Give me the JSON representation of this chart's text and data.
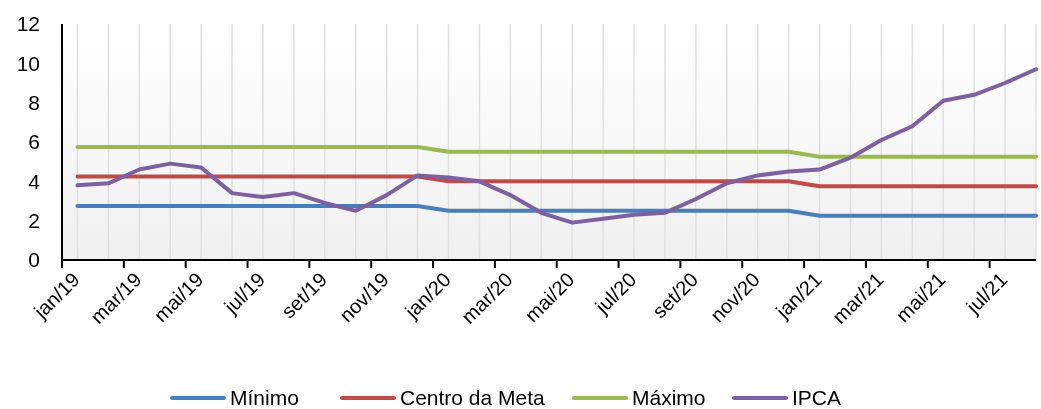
{
  "chart_data": {
    "type": "line",
    "categories": [
      "jan/19",
      null,
      "mar/19",
      null,
      "mai/19",
      null,
      "jul/19",
      null,
      "set/19",
      null,
      "nov/19",
      null,
      "jan/20",
      null,
      "mar/20",
      null,
      "mai/20",
      null,
      "jul/20",
      null,
      "set/20",
      null,
      "nov/20",
      null,
      "jan/21",
      null,
      "mar/21",
      null,
      "mai/21",
      null,
      "jul/21",
      null
    ],
    "series": [
      {
        "name": "Mínimo",
        "color": "#4a7ebb",
        "values": [
          2.75,
          2.75,
          2.75,
          2.75,
          2.75,
          2.75,
          2.75,
          2.75,
          2.75,
          2.75,
          2.75,
          2.75,
          2.5,
          2.5,
          2.5,
          2.5,
          2.5,
          2.5,
          2.5,
          2.5,
          2.5,
          2.5,
          2.5,
          2.5,
          2.25,
          2.25,
          2.25,
          2.25,
          2.25,
          2.25,
          2.25,
          2.25
        ]
      },
      {
        "name": "Centro da Meta",
        "color": "#be4b48",
        "values": [
          4.25,
          4.25,
          4.25,
          4.25,
          4.25,
          4.25,
          4.25,
          4.25,
          4.25,
          4.25,
          4.25,
          4.25,
          4,
          4,
          4,
          4,
          4,
          4,
          4,
          4,
          4,
          4,
          4,
          4,
          3.75,
          3.75,
          3.75,
          3.75,
          3.75,
          3.75,
          3.75,
          3.75
        ]
      },
      {
        "name": "Máximo",
        "color": "#98b954",
        "values": [
          5.75,
          5.75,
          5.75,
          5.75,
          5.75,
          5.75,
          5.75,
          5.75,
          5.75,
          5.75,
          5.75,
          5.75,
          5.5,
          5.5,
          5.5,
          5.5,
          5.5,
          5.5,
          5.5,
          5.5,
          5.5,
          5.5,
          5.5,
          5.5,
          5.25,
          5.25,
          5.25,
          5.25,
          5.25,
          5.25,
          5.25,
          5.25
        ]
      },
      {
        "name": "IPCA",
        "color": "#7d60a0",
        "values": [
          3.8,
          3.9,
          4.6,
          4.9,
          4.7,
          3.4,
          3.2,
          3.4,
          2.9,
          2.5,
          3.3,
          4.3,
          4.2,
          4.0,
          3.3,
          2.4,
          1.9,
          2.1,
          2.3,
          2.4,
          3.1,
          3.9,
          4.3,
          4.5,
          4.6,
          5.2,
          6.1,
          6.8,
          8.1,
          8.4,
          9.0,
          9.7
        ]
      }
    ],
    "ylim": [
      0,
      12
    ],
    "yticks": [
      0,
      2,
      4,
      6,
      8,
      10,
      12
    ],
    "grid": "x",
    "legend": "bottom"
  }
}
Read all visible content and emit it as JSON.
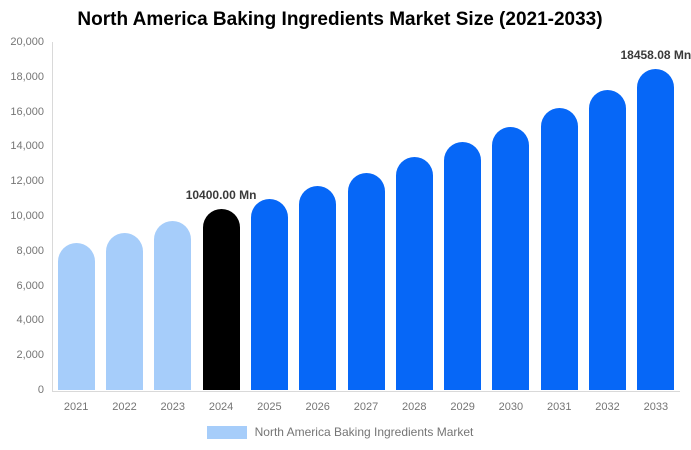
{
  "chart_data": {
    "type": "bar",
    "title": "North America Baking Ingredients Market Size (2021-2033)",
    "categories": [
      "2021",
      "2022",
      "2023",
      "2024",
      "2025",
      "2026",
      "2027",
      "2028",
      "2029",
      "2030",
      "2031",
      "2032",
      "2033"
    ],
    "values": [
      8450,
      9050,
      9730,
      10400,
      10950,
      11710,
      12460,
      13390,
      14260,
      15130,
      16230,
      17270,
      18458.08
    ],
    "bar_colors": [
      "#a6cdfa",
      "#a6cdfa",
      "#a6cdfa",
      "#000000",
      "#0667f7",
      "#0667f7",
      "#0667f7",
      "#0667f7",
      "#0667f7",
      "#0667f7",
      "#0667f7",
      "#0667f7",
      "#0667f7"
    ],
    "annotations": [
      {
        "category": "2024",
        "text": "10400.00 Mn"
      },
      {
        "category": "2033",
        "text": "18458.08 Mn"
      }
    ],
    "xlabel": "",
    "ylabel": "",
    "ylim": [
      0,
      20000
    ],
    "ytick_interval": 2000,
    "ytick_labels": [
      "0",
      "2,000",
      "4,000",
      "6,000",
      "8,000",
      "10,000",
      "12,000",
      "14,000",
      "16,000",
      "18,000",
      "20,000"
    ],
    "grid": false,
    "legend_position": "bottom",
    "legend": {
      "items": [
        {
          "label": "North America Baking Ingredients Market",
          "color": "#a6cdfa"
        }
      ]
    }
  },
  "colors": {
    "background": "#ffffff",
    "axis_line": "#d9d9d9",
    "tick_text": "#757575",
    "annotation_text": "#3a3a3a",
    "title_text": "#000000",
    "series_historical": "#a6cdfa",
    "series_current": "#000000",
    "series_forecast": "#0667f7"
  }
}
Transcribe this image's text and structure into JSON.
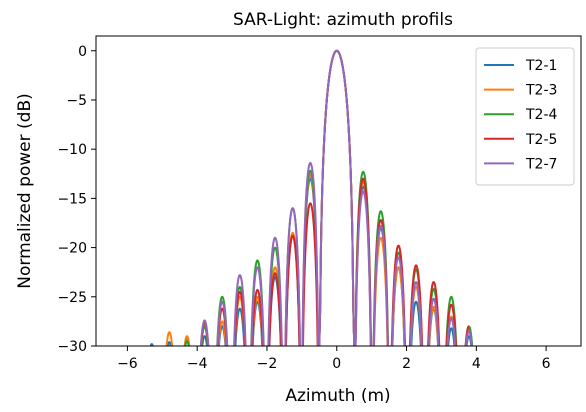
{
  "chart_data": {
    "type": "line",
    "title": "SAR-Light: azimuth profils",
    "xlabel": "Azimuth (m)",
    "ylabel": "Normalized power (dB)",
    "xlim": [
      -6.9,
      7.0
    ],
    "ylim": [
      -30,
      1.5
    ],
    "xticks": [
      -6,
      -4,
      -2,
      0,
      2,
      4,
      6
    ],
    "xtick_labels": [
      "−6",
      "−4",
      "−2",
      "0",
      "2",
      "4",
      "6"
    ],
    "yticks": [
      0,
      -5,
      -10,
      -15,
      -20,
      -25,
      -30
    ],
    "ytick_labels": [
      "0",
      "−5",
      "−10",
      "−15",
      "−20",
      "−25",
      "−30"
    ],
    "grid": false,
    "legend_position": "top-right",
    "series": [
      {
        "name": "T2-1",
        "color": "#1f77b4",
        "null_spacing": 0.505,
        "xmin": -5.35,
        "xmax": 4.25,
        "peaks_left": [
          -13.0,
          -18.8,
          -23.0,
          -25.5,
          -26.2,
          -28.0,
          -29.0,
          -29.3,
          -29.6,
          -29.8
        ],
        "peaks_right": [
          -13.8,
          -18.0,
          -22.0,
          -25.5,
          -26.2,
          -28.2,
          -29.0,
          -29.8
        ]
      },
      {
        "name": "T2-3",
        "color": "#ff7f0e",
        "null_spacing": 0.505,
        "xmin": -4.95,
        "xmax": 4.0,
        "peaks_left": [
          -12.6,
          -18.5,
          -22.0,
          -25.0,
          -25.0,
          -27.5,
          -28.0,
          -29.0,
          -28.6
        ],
        "peaks_right": [
          -13.3,
          -19.0,
          -22.0,
          -24.0,
          -26.0,
          -27.0,
          -28.3,
          -29.0
        ]
      },
      {
        "name": "T2-4",
        "color": "#2ca02c",
        "null_spacing": 0.505,
        "xmin": -4.5,
        "xmax": 3.9,
        "peaks_left": [
          -12.2,
          -16.0,
          -20.0,
          -21.3,
          -24.0,
          -25.0,
          -28.0,
          -29.5
        ],
        "peaks_right": [
          -12.3,
          -16.3,
          -20.5,
          -22.2,
          -24.2,
          -25.0,
          -28.0,
          -29.5
        ]
      },
      {
        "name": "T2-5",
        "color": "#d62728",
        "null_spacing": 0.505,
        "xmin": -4.1,
        "xmax": 3.8,
        "peaks_left": [
          -15.5,
          -18.8,
          -22.6,
          -24.3,
          -24.5,
          -26.2,
          -27.6,
          -29.5
        ],
        "peaks_right": [
          -13.0,
          -17.2,
          -19.8,
          -21.8,
          -23.5,
          -25.8,
          -28.0,
          -29.5
        ]
      },
      {
        "name": "T2-7",
        "color": "#9467bd",
        "null_spacing": 0.505,
        "xmin": -4.1,
        "xmax": 4.2,
        "peaks_left": [
          -11.4,
          -16.0,
          -19.0,
          -22.0,
          -22.8,
          -25.5,
          -27.4,
          -29.2
        ],
        "peaks_right": [
          -14.3,
          -17.8,
          -21.0,
          -23.5,
          -25.2,
          -27.2,
          -28.5,
          -29.6
        ]
      }
    ]
  }
}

········

_Task instructions_
All of the data needs repeating exactly, but the pictures do not.

_Solution_
Give me the JSON representation of this chart's text and data.
{
  "chart_data": {
    "type": "line",
    "categories": [
      "jan/19",
      null,
      "mar/19",
      null,
      "mai/19",
      null,
      "jul/19",
      null,
      "set/19",
      null,
      "nov/19",
      null,
      "jan/20",
      null,
      "mar/20",
      null,
      "mai/20",
      null,
      "jul/20",
      null,
      "set/20",
      null,
      "nov/20",
      null,
      "jan/21",
      null,
      "mar/21",
      null,
      "mai/21",
      null,
      "jul/21",
      null
    ],
    "series": [
      {
        "name": "Mínimo",
        "color": "#4a7ebb",
        "values": [
          2.75,
          2.75,
          2.75,
          2.75,
          2.75,
          2.75,
          2.75,
          2.75,
          2.75,
          2.75,
          2.75,
          2.75,
          2.5,
          2.5,
          2.5,
          2.5,
          2.5,
          2.5,
          2.5,
          2.5,
          2.5,
          2.5,
          2.5,
          2.5,
          2.25,
          2.25,
          2.25,
          2.25,
          2.25,
          2.25,
          2.25,
          2.25
        ]
      },
      {
        "name": "Centro da Meta",
        "color": "#be4b48",
        "values": [
          4.25,
          4.25,
          4.25,
          4.25,
          4.25,
          4.25,
          4.25,
          4.25,
          4.25,
          4.25,
          4.25,
          4.25,
          4,
          4,
          4,
          4,
          4,
          4,
          4,
          4,
          4,
          4,
          4,
          4,
          3.75,
          3.75,
          3.75,
          3.75,
          3.75,
          3.75,
          3.75,
          3.75
        ]
      },
      {
        "name": "Máximo",
        "color": "#98b954",
        "values": [
          5.75,
          5.75,
          5.75,
          5.75,
          5.75,
          5.75,
          5.75,
          5.75,
          5.75,
          5.75,
          5.75,
          5.75,
          5.5,
          5.5,
          5.5,
          5.5,
          5.5,
          5.5,
          5.5,
          5.5,
          5.5,
          5.5,
          5.5,
          5.5,
          5.25,
          5.25,
          5.25,
          5.25,
          5.25,
          5.25,
          5.25,
          5.25
        ]
      },
      {
        "name": "IPCA",
        "color": "#7d60a0",
        "values": [
          3.8,
          3.9,
          4.6,
          4.9,
          4.7,
          3.4,
          3.2,
          3.4,
          2.9,
          2.5,
          3.3,
          4.3,
          4.2,
          4.0,
          3.3,
          2.4,
          1.9,
          2.1,
          2.3,
          2.4,
          3.1,
          3.9,
          4.3,
          4.5,
          4.6,
          5.2,
          6.1,
          6.8,
          8.1,
          8.4,
          9.0,
          9.7
        ]
      }
    ],
    "ylim": [
      0,
      12
    ],
    "yticks": [
      0,
      2,
      4,
      6,
      8,
      10,
      12
    ],
    "grid": "x",
    "legend": "bottom"
  }
}
Read all visible content and emit it as JSON.
{
  "chart_data": {
    "type": "bar",
    "title": "North America Baking Ingredients Market Size (2021-2033)",
    "categories": [
      "2021",
      "2022",
      "2023",
      "2024",
      "2025",
      "2026",
      "2027",
      "2028",
      "2029",
      "2030",
      "2031",
      "2032",
      "2033"
    ],
    "values": [
      8450,
      9050,
      9730,
      10400,
      10950,
      11710,
      12460,
      13390,
      14260,
      15130,
      16230,
      17270,
      18458.08
    ],
    "bar_colors": [
      "#a6cdfa",
      "#a6cdfa",
      "#a6cdfa",
      "#000000",
      "#0667f7",
      "#0667f7",
      "#0667f7",
      "#0667f7",
      "#0667f7",
      "#0667f7",
      "#0667f7",
      "#0667f7",
      "#0667f7"
    ],
    "annotations": [
      {
        "category": "2024",
        "text": "10400.00 Mn"
      },
      {
        "category": "2033",
        "text": "18458.08 Mn"
      }
    ],
    "xlabel": "",
    "ylabel": "",
    "ylim": [
      0,
      20000
    ],
    "ytick_interval": 2000,
    "ytick_labels": [
      "0",
      "2,000",
      "4,000",
      "6,000",
      "8,000",
      "10,000",
      "12,000",
      "14,000",
      "16,000",
      "18,000",
      "20,000"
    ],
    "grid": false,
    "legend_position": "bottom",
    "legend": {
      "items": [
        {
          "label": "North America Baking Ingredients Market",
          "color": "#a6cdfa"
        }
      ]
    }
  },
  "colors": {
    "background": "#ffffff",
    "axis_line": "#d9d9d9",
    "tick_text": "#757575",
    "annotation_text": "#3a3a3a",
    "title_text": "#000000",
    "series_historical": "#a6cdfa",
    "series_current": "#000000",
    "series_forecast": "#0667f7"
  }
}
Transcribe this image's text and structure into JSON.
{
  "chart_data": {
    "type": "line",
    "title": "SAR-Light: azimuth profils",
    "xlabel": "Azimuth (m)",
    "ylabel": "Normalized power (dB)",
    "xlim": [
      -6.9,
      7.0
    ],
    "ylim": [
      -30,
      1.5
    ],
    "xticks": [
      -6,
      -4,
      -2,
      0,
      2,
      4,
      6
    ],
    "xtick_labels": [
      "−6",
      "−4",
      "−2",
      "0",
      "2",
      "4",
      "6"
    ],
    "yticks": [
      0,
      -5,
      -10,
      -15,
      -20,
      -25,
      -30
    ],
    "ytick_labels": [
      "0",
      "−5",
      "−10",
      "−15",
      "−20",
      "−25",
      "−30"
    ],
    "grid": false,
    "legend_position": "top-right",
    "series": [
      {
        "name": "T2-1",
        "color": "#1f77b4",
        "null_spacing": 0.505,
        "xmin": -5.35,
        "xmax": 4.25,
        "peaks_left": [
          -13.0,
          -18.8,
          -23.0,
          -25.5,
          -26.2,
          -28.0,
          -29.0,
          -29.3,
          -29.6,
          -29.8
        ],
        "peaks_right": [
          -13.8,
          -18.0,
          -22.0,
          -25.5,
          -26.2,
          -28.2,
          -29.0,
          -29.8
        ]
      },
      {
        "name": "T2-3",
        "color": "#ff7f0e",
        "null_spacing": 0.505,
        "xmin": -4.95,
        "xmax": 4.0,
        "peaks_left": [
          -12.6,
          -18.5,
          -22.0,
          -25.0,
          -25.0,
          -27.5,
          -28.0,
          -29.0,
          -28.6
        ],
        "peaks_right": [
          -13.3,
          -19.0,
          -22.0,
          -24.0,
          -26.0,
          -27.0,
          -28.3,
          -29.0
        ]
      },
      {
        "name": "T2-4",
        "color": "#2ca02c",
        "null_spacing": 0.505,
        "xmin": -4.5,
        "xmax": 3.9,
        "peaks_left": [
          -12.2,
          -16.0,
          -20.0,
          -21.3,
          -24.0,
          -25.0,
          -28.0,
          -29.5
        ],
        "peaks_right": [
          -12.3,
          -16.3,
          -20.5,
          -22.2,
          -24.2,
          -25.0,
          -28.0,
          -29.5
        ]
      },
      {
        "name": "T2-5",
        "color": "#d62728",
        "null_spacing": 0.505,
        "xmin": -4.1,
        "xmax": 3.8,
        "peaks_left": [
          -15.5,
          -18.8,
          -22.6,
          -24.3,
          -24.5,
          -26.2,
          -27.6,
          -29.5
        ],
        "peaks_right": [
          -13.0,
          -17.2,
          -19.8,
          -21.8,
          -23.5,
          -25.8,
          -28.0,
          -29.5
        ]
      },
      {
        "name": "T2-7",
        "color": "#9467bd",
        "null_spacing": 0.505,
        "xmin": -4.1,
        "xmax": 4.2,
        "peaks_left": [
          -11.4,
          -16.0,
          -19.0,
          -22.0,
          -22.8,
          -25.5,
          -27.4,
          -29.2
        ],
        "peaks_right": [
          -14.3,
          -17.8,
          -21.0,
          -23.5,
          -25.2,
          -27.2,
          -28.5,
          -29.6
        ]
      }
    ]
  }
}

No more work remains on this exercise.